### [What is needed]
Copy every record below exactly.

Dataset rows:
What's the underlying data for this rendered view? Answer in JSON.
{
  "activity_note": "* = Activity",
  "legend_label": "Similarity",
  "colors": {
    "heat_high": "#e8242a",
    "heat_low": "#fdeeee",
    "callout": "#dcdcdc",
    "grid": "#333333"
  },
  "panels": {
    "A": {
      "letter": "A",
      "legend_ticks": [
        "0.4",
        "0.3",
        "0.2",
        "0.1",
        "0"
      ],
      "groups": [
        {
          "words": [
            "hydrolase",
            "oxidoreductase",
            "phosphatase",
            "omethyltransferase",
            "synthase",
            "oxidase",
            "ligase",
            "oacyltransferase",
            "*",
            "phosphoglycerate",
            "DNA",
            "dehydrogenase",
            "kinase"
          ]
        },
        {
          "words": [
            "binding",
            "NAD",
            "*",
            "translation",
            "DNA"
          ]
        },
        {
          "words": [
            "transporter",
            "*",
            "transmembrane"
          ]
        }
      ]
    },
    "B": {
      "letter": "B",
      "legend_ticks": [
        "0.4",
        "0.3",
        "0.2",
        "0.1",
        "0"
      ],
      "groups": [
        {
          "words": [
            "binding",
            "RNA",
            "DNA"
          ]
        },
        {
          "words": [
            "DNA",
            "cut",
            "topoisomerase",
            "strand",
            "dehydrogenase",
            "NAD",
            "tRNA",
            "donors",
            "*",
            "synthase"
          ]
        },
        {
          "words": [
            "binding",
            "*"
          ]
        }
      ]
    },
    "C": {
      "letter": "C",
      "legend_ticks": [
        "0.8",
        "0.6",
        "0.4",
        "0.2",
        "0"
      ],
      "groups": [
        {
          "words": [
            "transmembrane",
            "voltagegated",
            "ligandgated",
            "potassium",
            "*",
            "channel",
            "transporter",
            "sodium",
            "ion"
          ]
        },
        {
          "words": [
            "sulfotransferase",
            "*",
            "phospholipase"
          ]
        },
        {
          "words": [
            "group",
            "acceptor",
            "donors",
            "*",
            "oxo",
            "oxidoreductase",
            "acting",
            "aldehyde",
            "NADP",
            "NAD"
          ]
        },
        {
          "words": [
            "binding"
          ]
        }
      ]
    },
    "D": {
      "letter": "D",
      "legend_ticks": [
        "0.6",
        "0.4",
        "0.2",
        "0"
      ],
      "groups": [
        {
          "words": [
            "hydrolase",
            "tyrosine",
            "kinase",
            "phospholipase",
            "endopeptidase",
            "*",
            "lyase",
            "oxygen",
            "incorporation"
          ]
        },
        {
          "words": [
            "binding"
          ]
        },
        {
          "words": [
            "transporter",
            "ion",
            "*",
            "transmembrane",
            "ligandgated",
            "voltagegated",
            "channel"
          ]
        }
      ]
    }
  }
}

### [Task result]
What's the underlying data for this rendered view? Answer in JSON.
{
  "activity_note": "* = Activity",
  "legend_label": "Similarity",
  "colors": {
    "heat_high": "#e8242a",
    "heat_low": "#fdeeee",
    "callout": "#dcdcdc",
    "grid": "#333333"
  },
  "panels": {
    "A": {
      "letter": "A",
      "legend_ticks": [
        "0.4",
        "0.3",
        "0.2",
        "0.1",
        "0"
      ],
      "groups": [
        {
          "words": [
            "hydrolase",
            "oxidoreductase",
            "phosphatase",
            "omethyltransferase",
            "synthase",
            "oxidase",
            "ligase",
            "oacyltransferase",
            "*",
            "phosphoglycerate",
            "DNA",
            "dehydrogenase",
            "kinase"
          ]
        },
        {
          "words": [
            "binding",
            "NAD",
            "*",
            "translation",
            "DNA"
          ]
        },
        {
          "words": [
            "transporter",
            "*",
            "transmembrane"
          ]
        }
      ]
    },
    "B": {
      "letter": "B",
      "legend_ticks": [
        "0.4",
        "0.3",
        "0.2",
        "0.1",
        "0"
      ],
      "groups": [
        {
          "words": [
            "binding",
            "RNA",
            "DNA"
          ]
        },
        {
          "words": [
            "DNA",
            "cut",
            "topoisomerase",
            "strand",
            "dehydrogenase",
            "NAD",
            "tRNA",
            "donors",
            "*",
            "synthase"
          ]
        },
        {
          "words": [
            "binding",
            "*"
          ]
        }
      ]
    },
    "C": {
      "letter": "C",
      "legend_ticks": [
        "0.8",
        "0.6",
        "0.4",
        "0.2",
        "0"
      ],
      "groups": [
        {
          "words": [
            "transmembrane",
            "voltagegated",
            "ligandgated",
            "potassium",
            "*",
            "channel",
            "transporter",
            "sodium",
            "ion"
          ]
        },
        {
          "words": [
            "sulfotransferase",
            "*",
            "phospholipase"
          ]
        },
        {
          "words": [
            "group",
            "acceptor",
            "donors",
            "*",
            "oxo",
            "oxidoreductase",
            "acting",
            "aldehyde",
            "NADP",
            "NAD"
          ]
        },
        {
          "words": [
            "binding"
          ]
        }
      ]
    },
    "D": {
      "letter": "D",
      "legend_ticks": [
        "0.6",
        "0.4",
        "0.2",
        "0"
      ],
      "groups": [
        {
          "words": [
            "hydrolase",
            "tyrosine",
            "kinase",
            "phospholipase",
            "endopeptidase",
            "*",
            "lyase",
            "oxygen",
            "incorporation"
          ]
        },
        {
          "words": [
            "binding"
          ]
        },
        {
          "words": [
            "transporter",
            "ion",
            "*",
            "transmembrane",
            "ligandgated",
            "voltagegated",
            "channel"
          ]
        }
      ]
    }
  }
}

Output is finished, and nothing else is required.